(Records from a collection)
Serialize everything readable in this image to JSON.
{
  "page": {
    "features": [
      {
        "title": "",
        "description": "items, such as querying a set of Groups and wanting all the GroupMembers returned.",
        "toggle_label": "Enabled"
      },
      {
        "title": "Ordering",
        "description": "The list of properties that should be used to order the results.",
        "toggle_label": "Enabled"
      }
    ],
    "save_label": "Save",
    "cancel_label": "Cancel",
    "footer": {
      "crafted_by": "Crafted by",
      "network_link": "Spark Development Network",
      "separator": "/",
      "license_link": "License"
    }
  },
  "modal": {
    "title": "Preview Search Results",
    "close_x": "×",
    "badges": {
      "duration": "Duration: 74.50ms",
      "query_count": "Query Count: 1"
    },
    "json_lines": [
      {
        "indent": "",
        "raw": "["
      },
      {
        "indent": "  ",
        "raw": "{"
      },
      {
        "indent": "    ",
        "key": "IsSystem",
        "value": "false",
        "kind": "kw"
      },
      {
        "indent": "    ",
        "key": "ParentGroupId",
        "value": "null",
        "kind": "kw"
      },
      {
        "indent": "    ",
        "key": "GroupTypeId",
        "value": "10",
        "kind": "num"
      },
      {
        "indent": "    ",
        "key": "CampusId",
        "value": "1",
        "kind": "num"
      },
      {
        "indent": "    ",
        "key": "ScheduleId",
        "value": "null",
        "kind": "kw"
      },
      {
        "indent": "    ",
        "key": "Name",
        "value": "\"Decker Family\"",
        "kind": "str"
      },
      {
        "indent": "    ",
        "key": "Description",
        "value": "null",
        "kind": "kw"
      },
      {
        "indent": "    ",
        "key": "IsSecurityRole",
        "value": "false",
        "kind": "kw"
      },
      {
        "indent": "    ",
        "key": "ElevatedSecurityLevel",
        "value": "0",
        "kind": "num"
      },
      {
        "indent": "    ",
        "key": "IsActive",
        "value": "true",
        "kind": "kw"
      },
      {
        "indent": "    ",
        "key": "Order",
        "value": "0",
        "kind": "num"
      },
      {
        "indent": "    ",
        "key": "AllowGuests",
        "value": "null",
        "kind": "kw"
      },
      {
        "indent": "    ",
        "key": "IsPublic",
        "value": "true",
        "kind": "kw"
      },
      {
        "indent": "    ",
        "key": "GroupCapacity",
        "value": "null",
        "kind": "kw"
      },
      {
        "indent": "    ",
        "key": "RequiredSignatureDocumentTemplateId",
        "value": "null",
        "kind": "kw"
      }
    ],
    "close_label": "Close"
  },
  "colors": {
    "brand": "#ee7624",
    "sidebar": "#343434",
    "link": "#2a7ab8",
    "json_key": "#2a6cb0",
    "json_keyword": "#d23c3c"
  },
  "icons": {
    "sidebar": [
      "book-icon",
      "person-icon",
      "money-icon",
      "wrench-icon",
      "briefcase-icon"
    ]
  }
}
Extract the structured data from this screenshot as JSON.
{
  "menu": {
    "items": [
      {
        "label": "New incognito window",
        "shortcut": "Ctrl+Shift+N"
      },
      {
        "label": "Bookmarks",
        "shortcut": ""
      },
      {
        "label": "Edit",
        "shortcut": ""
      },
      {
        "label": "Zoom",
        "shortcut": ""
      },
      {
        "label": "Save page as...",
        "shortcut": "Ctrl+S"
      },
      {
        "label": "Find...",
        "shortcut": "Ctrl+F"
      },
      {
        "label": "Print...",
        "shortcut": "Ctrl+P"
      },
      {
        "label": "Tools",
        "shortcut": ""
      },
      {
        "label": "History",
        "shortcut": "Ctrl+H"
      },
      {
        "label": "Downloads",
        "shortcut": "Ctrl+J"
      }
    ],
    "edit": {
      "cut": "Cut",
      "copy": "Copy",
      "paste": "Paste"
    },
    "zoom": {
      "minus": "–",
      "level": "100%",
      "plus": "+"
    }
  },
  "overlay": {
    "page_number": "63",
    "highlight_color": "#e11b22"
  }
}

→ **DIRECTIVE**
Reproduce each entry word for word.

→ **WRITTEN SOLUTION**
Serialize everything readable in this image to JSON.
{
  "page": {
    "features": [
      {
        "title": "",
        "description": "items, such as querying a set of Groups and wanting all the GroupMembers returned.",
        "toggle_label": "Enabled"
      },
      {
        "title": "Ordering",
        "description": "The list of properties that should be used to order the results.",
        "toggle_label": "Enabled"
      }
    ],
    "save_label": "Save",
    "cancel_label": "Cancel",
    "footer": {
      "crafted_by": "Crafted by",
      "network_link": "Spark Development Network",
      "separator": "/",
      "license_link": "License"
    }
  },
  "modal": {
    "title": "Preview Search Results",
    "close_x": "×",
    "badges": {
      "duration": "Duration: 74.50ms",
      "query_count": "Query Count: 1"
    },
    "json_lines": [
      {
        "indent": "",
        "raw": "["
      },
      {
        "indent": "  ",
        "raw": "{"
      },
      {
        "indent": "    ",
        "key": "IsSystem",
        "value": "false",
        "kind": "kw"
      },
      {
        "indent": "    ",
        "key": "ParentGroupId",
        "value": "null",
        "kind": "kw"
      },
      {
        "indent": "    ",
        "key": "GroupTypeId",
        "value": "10",
        "kind": "num"
      },
      {
        "indent": "    ",
        "key": "CampusId",
        "value": "1",
        "kind": "num"
      },
      {
        "indent": "    ",
        "key": "ScheduleId",
        "value": "null",
        "kind": "kw"
      },
      {
        "indent": "    ",
        "key": "Name",
        "value": "\"Decker Family\"",
        "kind": "str"
      },
      {
        "indent": "    ",
        "key": "Description",
        "value": "null",
        "kind": "kw"
      },
      {
        "indent": "    ",
        "key": "IsSecurityRole",
        "value": "false",
        "kind": "kw"
      },
      {
        "indent": "    ",
        "key": "ElevatedSecurityLevel",
        "value": "0",
        "kind": "num"
      },
      {
        "indent": "    ",
        "key": "IsActive",
        "value": "true",
        "kind": "kw"
      },
      {
        "indent": "    ",
        "key": "Order",
        "value": "0",
        "kind": "num"
      },
      {
        "indent": "    ",
        "key": "AllowGuests",
        "value": "null",
        "kind": "kw"
      },
      {
        "indent": "    ",
        "key": "IsPublic",
        "value": "true",
        "kind": "kw"
      },
      {
        "indent": "    ",
        "key": "GroupCapacity",
        "value": "null",
        "kind": "kw"
      },
      {
        "indent": "    ",
        "key": "RequiredSignatureDocumentTemplateId",
        "value": "null",
        "kind": "kw"
      }
    ],
    "close_label": "Close"
  },
  "colors": {
    "brand": "#ee7624",
    "sidebar": "#343434",
    "link": "#2a7ab8",
    "json_key": "#2a6cb0",
    "json_keyword": "#d23c3c"
  },
  "icons": {
    "sidebar": [
      "book-icon",
      "person-icon",
      "money-icon",
      "wrench-icon",
      "briefcase-icon"
    ]
  }
}
Extract the structured data from this screenshot as JSON.
{
  "menu": {
    "items": [
      {
        "label": "New incognito window",
        "shortcut": "Ctrl+Shift+N"
      },
      {
        "label": "Bookmarks",
        "shortcut": ""
      },
      {
        "label": "Edit",
        "shortcut": ""
      },
      {
        "label": "Zoom",
        "shortcut": ""
      },
      {
        "label": "Save page as...",
        "shortcut": "Ctrl+S"
      },
      {
        "label": "Find...",
        "shortcut": "Ctrl+F"
      },
      {
        "label": "Print...",
        "shortcut": "Ctrl+P"
      },
      {
        "label": "Tools",
        "shortcut": ""
      },
      {
        "label": "History",
        "shortcut": "Ctrl+H"
      },
      {
        "label": "Downloads",
        "shortcut": "Ctrl+J"
      }
    ],
    "edit": {
      "cut": "Cut",
      "copy": "Copy",
      "paste": "Paste"
    },
    "zoom": {
      "minus": "–",
      "level": "100%",
      "plus": "+"
    }
  },
  "overlay": {
    "page_number": "63",
    "highlight_color": "#e11b22"
  }
}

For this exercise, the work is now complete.